• SET TASK
Go through the listing and pick out each line with the word "Albo" in it.

• MATERIAL PROVIDED

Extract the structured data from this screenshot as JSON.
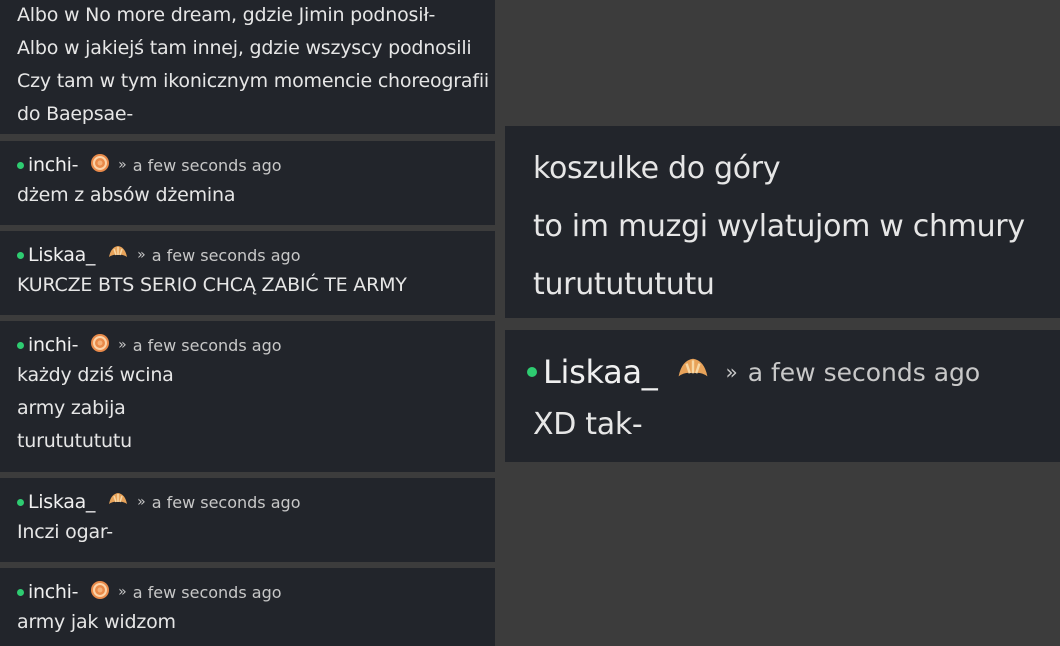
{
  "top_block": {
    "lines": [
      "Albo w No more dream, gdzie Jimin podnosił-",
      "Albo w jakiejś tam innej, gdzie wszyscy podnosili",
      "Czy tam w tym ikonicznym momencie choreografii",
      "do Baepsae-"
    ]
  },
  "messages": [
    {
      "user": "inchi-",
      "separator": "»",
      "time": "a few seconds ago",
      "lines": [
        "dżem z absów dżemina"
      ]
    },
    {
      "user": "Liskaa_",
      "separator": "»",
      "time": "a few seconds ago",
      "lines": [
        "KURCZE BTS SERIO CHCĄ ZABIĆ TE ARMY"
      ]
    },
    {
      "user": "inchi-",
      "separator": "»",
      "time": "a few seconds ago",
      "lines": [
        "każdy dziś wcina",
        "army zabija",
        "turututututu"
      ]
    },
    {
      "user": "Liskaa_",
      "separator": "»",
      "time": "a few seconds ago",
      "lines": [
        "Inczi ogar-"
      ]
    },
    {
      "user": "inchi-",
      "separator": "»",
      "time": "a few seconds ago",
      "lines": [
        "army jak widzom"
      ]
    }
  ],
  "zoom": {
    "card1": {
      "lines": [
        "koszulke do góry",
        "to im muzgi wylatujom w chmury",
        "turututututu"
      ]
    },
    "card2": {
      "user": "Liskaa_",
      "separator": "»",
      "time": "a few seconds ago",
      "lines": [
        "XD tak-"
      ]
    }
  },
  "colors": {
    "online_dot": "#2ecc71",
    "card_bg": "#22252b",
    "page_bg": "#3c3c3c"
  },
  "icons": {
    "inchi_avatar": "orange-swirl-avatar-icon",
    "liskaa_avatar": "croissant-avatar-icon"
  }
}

• EXERCISE SOLUTION
      "Albo w No more dream, gdzie Jimin podnosił-",
      "Albo w jakiejś tam innej, gdzie wszyscy podnosili",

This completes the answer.